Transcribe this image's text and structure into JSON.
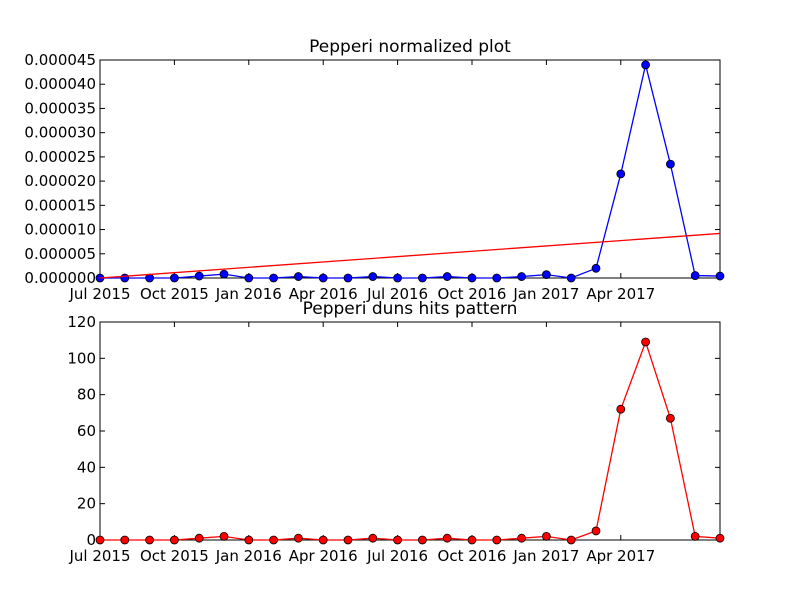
{
  "chart_data": [
    {
      "type": "line",
      "title": "Pepperi normalized plot",
      "xlabel": "",
      "ylabel": "",
      "grid": false,
      "x_ticks": [
        "Jul 2015",
        "Oct 2015",
        "Jan 2016",
        "Apr 2016",
        "Jul 2016",
        "Oct 2016",
        "Jan 2017",
        "Apr 2017"
      ],
      "x_range": [
        "2015-07-01",
        "2017-08-01"
      ],
      "ylim": [
        0,
        4.5e-05
      ],
      "y_ticks": [
        "0.000000",
        "0.000005",
        "0.000010",
        "0.000015",
        "0.000020",
        "0.000025",
        "0.000030",
        "0.000035",
        "0.000040",
        "0.000045"
      ],
      "series": [
        {
          "color": "#0000ff",
          "marker": "circle",
          "x": [
            "2015-07-01",
            "2015-08-01",
            "2015-09-01",
            "2015-10-01",
            "2015-11-01",
            "2015-12-01",
            "2016-01-01",
            "2016-02-01",
            "2016-03-01",
            "2016-04-01",
            "2016-05-01",
            "2016-06-01",
            "2016-07-01",
            "2016-08-01",
            "2016-09-01",
            "2016-10-01",
            "2016-11-01",
            "2016-12-01",
            "2017-01-01",
            "2017-02-01",
            "2017-03-01",
            "2017-04-01",
            "2017-05-01",
            "2017-06-01",
            "2017-07-01",
            "2017-08-01"
          ],
          "y": [
            0.0,
            0.0,
            0.0,
            0.0,
            4e-07,
            8e-07,
            0.0,
            0.0,
            3e-07,
            0.0,
            0.0,
            3e-07,
            0.0,
            0.0,
            3e-07,
            0.0,
            0.0,
            3e-07,
            7e-07,
            0.0,
            2e-06,
            2.15e-05,
            4.4e-05,
            2.35e-05,
            5e-07,
            4e-07
          ]
        },
        {
          "color": "#ff0000",
          "marker": "none",
          "x": [
            "2015-07-01",
            "2017-08-01"
          ],
          "y": [
            0.0,
            9.2e-06
          ]
        }
      ]
    },
    {
      "type": "line",
      "title": "Pepperi duns hits pattern",
      "xlabel": "",
      "ylabel": "",
      "grid": false,
      "x_ticks": [
        "Jul 2015",
        "Oct 2015",
        "Jan 2016",
        "Apr 2016",
        "Jul 2016",
        "Oct 2016",
        "Jan 2017",
        "Apr 2017"
      ],
      "x_range": [
        "2015-07-01",
        "2017-08-01"
      ],
      "ylim": [
        0,
        120
      ],
      "y_ticks": [
        "0",
        "20",
        "40",
        "60",
        "80",
        "100",
        "120"
      ],
      "series": [
        {
          "color": "#ff0000",
          "marker": "circle",
          "x": [
            "2015-07-01",
            "2015-08-01",
            "2015-09-01",
            "2015-10-01",
            "2015-11-01",
            "2015-12-01",
            "2016-01-01",
            "2016-02-01",
            "2016-03-01",
            "2016-04-01",
            "2016-05-01",
            "2016-06-01",
            "2016-07-01",
            "2016-08-01",
            "2016-09-01",
            "2016-10-01",
            "2016-11-01",
            "2016-12-01",
            "2017-01-01",
            "2017-02-01",
            "2017-03-01",
            "2017-04-01",
            "2017-05-01",
            "2017-06-01",
            "2017-07-01",
            "2017-08-01"
          ],
          "y": [
            0,
            0,
            0,
            0,
            1,
            2,
            0,
            0,
            1,
            0,
            0,
            1,
            0,
            0,
            1,
            0,
            0,
            1,
            2,
            0,
            5,
            72,
            109,
            67,
            2,
            1
          ]
        }
      ]
    }
  ]
}
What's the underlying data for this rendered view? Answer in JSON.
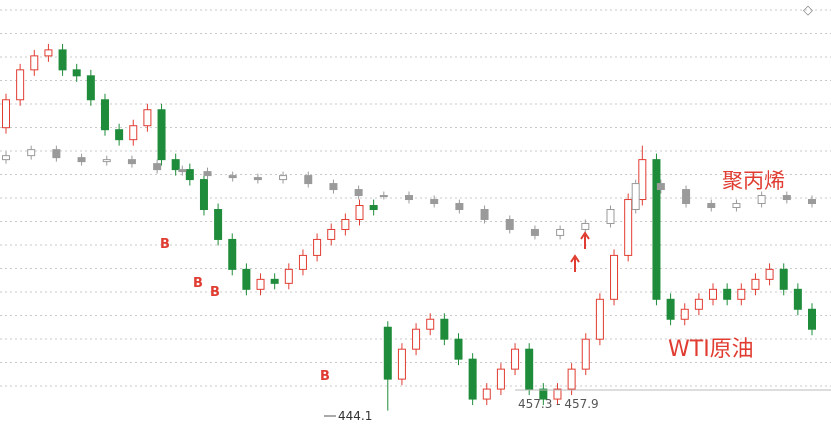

| DESCRIPTION OF THE TASK |
Pictures stay out; reproduce every line of the records exactly.

| ANSWER BELOW |
Transcribe this image's text and structure into JSON.
{
  "chart_data": [
    {
      "type": "line",
      "title": "Pepperi normalized plot",
      "xlabel": "",
      "ylabel": "",
      "grid": false,
      "x_ticks": [
        "Jul 2015",
        "Oct 2015",
        "Jan 2016",
        "Apr 2016",
        "Jul 2016",
        "Oct 2016",
        "Jan 2017",
        "Apr 2017"
      ],
      "x_range": [
        "2015-07-01",
        "2017-08-01"
      ],
      "ylim": [
        0,
        4.5e-05
      ],
      "y_ticks": [
        "0.000000",
        "0.000005",
        "0.000010",
        "0.000015",
        "0.000020",
        "0.000025",
        "0.000030",
        "0.000035",
        "0.000040",
        "0.000045"
      ],
      "series": [
        {
          "color": "#0000ff",
          "marker": "circle",
          "x": [
            "2015-07-01",
            "2015-08-01",
            "2015-09-01",
            "2015-10-01",
            "2015-11-01",
            "2015-12-01",
            "2016-01-01",
            "2016-02-01",
            "2016-03-01",
            "2016-04-01",
            "2016-05-01",
            "2016-06-01",
            "2016-07-01",
            "2016-08-01",
            "2016-09-01",
            "2016-10-01",
            "2016-11-01",
            "2016-12-01",
            "2017-01-01",
            "2017-02-01",
            "2017-03-01",
            "2017-04-01",
            "2017-05-01",
            "2017-06-01",
            "2017-07-01",
            "2017-08-01"
          ],
          "y": [
            0.0,
            0.0,
            0.0,
            0.0,
            4e-07,
            8e-07,
            0.0,
            0.0,
            3e-07,
            0.0,
            0.0,
            3e-07,
            0.0,
            0.0,
            3e-07,
            0.0,
            0.0,
            3e-07,
            7e-07,
            0.0,
            2e-06,
            2.15e-05,
            4.4e-05,
            2.35e-05,
            5e-07,
            4e-07
          ]
        },
        {
          "color": "#ff0000",
          "marker": "none",
          "x": [
            "2015-07-01",
            "2017-08-01"
          ],
          "y": [
            0.0,
            9.2e-06
          ]
        }
      ]
    },
    {
      "type": "line",
      "title": "Pepperi duns hits pattern",
      "xlabel": "",
      "ylabel": "",
      "grid": false,
      "x_ticks": [
        "Jul 2015",
        "Oct 2015",
        "Jan 2016",
        "Apr 2016",
        "Jul 2016",
        "Oct 2016",
        "Jan 2017",
        "Apr 2017"
      ],
      "x_range": [
        "2015-07-01",
        "2017-08-01"
      ],
      "ylim": [
        0,
        120
      ],
      "y_ticks": [
        "0",
        "20",
        "40",
        "60",
        "80",
        "100",
        "120"
      ],
      "series": [
        {
          "color": "#ff0000",
          "marker": "circle",
          "x": [
            "2015-07-01",
            "2015-08-01",
            "2015-09-01",
            "2015-10-01",
            "2015-11-01",
            "2015-12-01",
            "2016-01-01",
            "2016-02-01",
            "2016-03-01",
            "2016-04-01",
            "2016-05-01",
            "2016-06-01",
            "2016-07-01",
            "2016-08-01",
            "2016-09-01",
            "2016-10-01",
            "2016-11-01",
            "2016-12-01",
            "2017-01-01",
            "2017-02-01",
            "2017-03-01",
            "2017-04-01",
            "2017-05-01",
            "2017-06-01",
            "2017-07-01",
            "2017-08-01"
          ],
          "y": [
            0,
            0,
            0,
            0,
            1,
            2,
            0,
            0,
            1,
            0,
            0,
            1,
            0,
            0,
            1,
            0,
            0,
            1,
            2,
            0,
            5,
            72,
            109,
            67,
            2,
            1
          ]
        }
      ]
    }
  ]
}
What's the underlying data for this rendered view? Answer in JSON.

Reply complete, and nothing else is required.